* Stored records *
** Begin **
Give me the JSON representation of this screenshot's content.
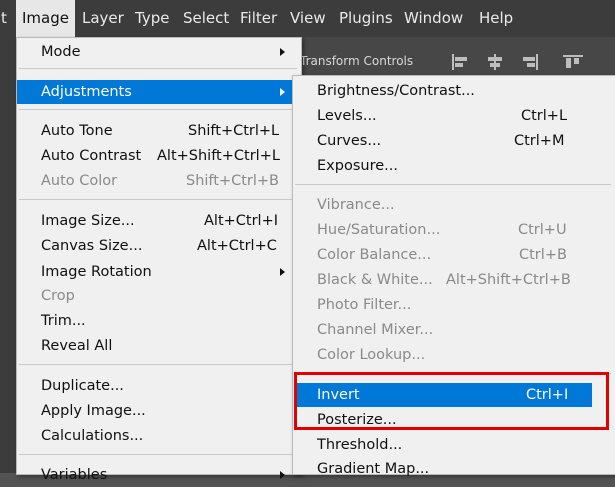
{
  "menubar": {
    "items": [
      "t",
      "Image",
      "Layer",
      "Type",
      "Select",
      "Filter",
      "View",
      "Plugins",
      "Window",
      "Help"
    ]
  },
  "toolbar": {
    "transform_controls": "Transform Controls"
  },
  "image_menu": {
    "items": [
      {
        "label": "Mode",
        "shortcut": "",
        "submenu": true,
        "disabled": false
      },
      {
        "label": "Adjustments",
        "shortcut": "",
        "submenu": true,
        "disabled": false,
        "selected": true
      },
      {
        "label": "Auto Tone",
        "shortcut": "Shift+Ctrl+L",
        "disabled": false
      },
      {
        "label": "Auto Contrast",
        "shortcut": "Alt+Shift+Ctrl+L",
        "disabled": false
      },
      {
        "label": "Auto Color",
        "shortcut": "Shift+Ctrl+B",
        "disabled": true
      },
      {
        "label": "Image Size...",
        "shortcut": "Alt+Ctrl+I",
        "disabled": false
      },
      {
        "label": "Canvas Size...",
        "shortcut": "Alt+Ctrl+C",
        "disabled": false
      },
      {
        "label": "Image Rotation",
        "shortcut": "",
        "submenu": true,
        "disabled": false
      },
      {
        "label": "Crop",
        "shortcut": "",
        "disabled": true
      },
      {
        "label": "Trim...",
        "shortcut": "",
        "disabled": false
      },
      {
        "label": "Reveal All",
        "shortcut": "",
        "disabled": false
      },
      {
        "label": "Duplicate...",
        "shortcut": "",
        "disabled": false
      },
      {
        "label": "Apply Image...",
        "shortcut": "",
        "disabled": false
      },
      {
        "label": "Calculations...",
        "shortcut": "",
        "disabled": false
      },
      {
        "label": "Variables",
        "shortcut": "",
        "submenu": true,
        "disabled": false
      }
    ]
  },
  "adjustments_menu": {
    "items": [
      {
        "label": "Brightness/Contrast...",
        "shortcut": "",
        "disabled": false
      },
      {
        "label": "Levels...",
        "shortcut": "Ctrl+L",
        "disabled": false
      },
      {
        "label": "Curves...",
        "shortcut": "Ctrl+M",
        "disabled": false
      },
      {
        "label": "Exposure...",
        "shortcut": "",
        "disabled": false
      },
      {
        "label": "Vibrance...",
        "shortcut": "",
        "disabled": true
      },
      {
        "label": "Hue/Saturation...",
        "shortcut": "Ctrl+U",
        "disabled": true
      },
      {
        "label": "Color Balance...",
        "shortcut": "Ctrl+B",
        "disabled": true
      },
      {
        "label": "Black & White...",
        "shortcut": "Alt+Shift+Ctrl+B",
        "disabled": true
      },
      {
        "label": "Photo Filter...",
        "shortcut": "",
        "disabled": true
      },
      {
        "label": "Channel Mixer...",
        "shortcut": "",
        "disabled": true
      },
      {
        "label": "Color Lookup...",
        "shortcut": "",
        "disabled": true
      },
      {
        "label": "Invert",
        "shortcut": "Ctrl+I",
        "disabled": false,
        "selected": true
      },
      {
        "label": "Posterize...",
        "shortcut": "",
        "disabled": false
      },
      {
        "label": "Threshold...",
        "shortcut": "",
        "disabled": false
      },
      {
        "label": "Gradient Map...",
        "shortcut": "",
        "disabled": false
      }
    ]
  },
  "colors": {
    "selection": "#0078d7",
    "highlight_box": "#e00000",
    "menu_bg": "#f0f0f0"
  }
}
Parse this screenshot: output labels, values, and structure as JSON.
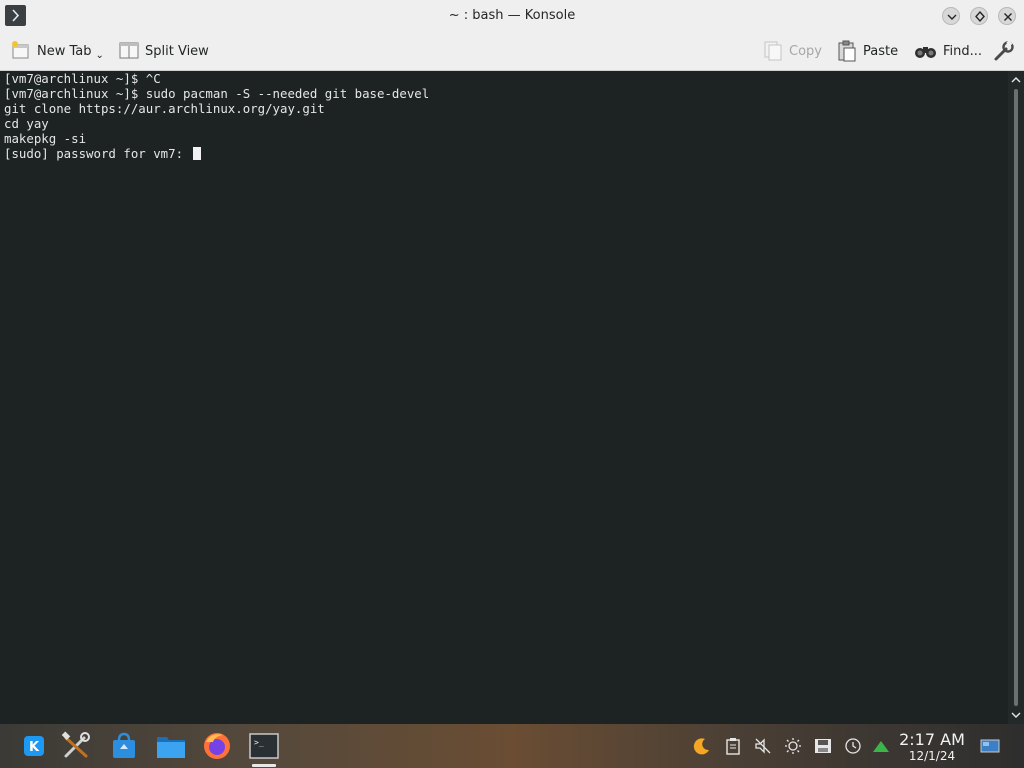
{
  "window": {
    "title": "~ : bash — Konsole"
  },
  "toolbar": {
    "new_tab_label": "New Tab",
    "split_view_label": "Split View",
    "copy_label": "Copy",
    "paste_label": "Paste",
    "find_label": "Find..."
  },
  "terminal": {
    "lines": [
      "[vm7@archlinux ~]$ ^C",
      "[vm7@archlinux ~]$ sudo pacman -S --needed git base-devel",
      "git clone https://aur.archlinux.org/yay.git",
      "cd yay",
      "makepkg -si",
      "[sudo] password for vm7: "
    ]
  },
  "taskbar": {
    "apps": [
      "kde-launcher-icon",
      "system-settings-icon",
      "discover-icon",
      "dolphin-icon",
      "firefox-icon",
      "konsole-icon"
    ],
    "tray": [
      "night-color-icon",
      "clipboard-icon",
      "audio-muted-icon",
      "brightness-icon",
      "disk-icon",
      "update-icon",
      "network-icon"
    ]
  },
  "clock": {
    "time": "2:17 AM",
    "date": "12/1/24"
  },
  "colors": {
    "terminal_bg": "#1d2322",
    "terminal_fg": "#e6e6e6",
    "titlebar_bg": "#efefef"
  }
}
** End **
* Goal *
Pull out every line in the material above where "Shift" occurs.

* Reply to the exercise *
        "shortcut": "Shift+Ctrl+L",
        "shortcut": "Alt+Shift+Ctrl+L",
        "shortcut": "Shift+Ctrl+B",
        "shortcut": "Alt+Shift+Ctrl+B",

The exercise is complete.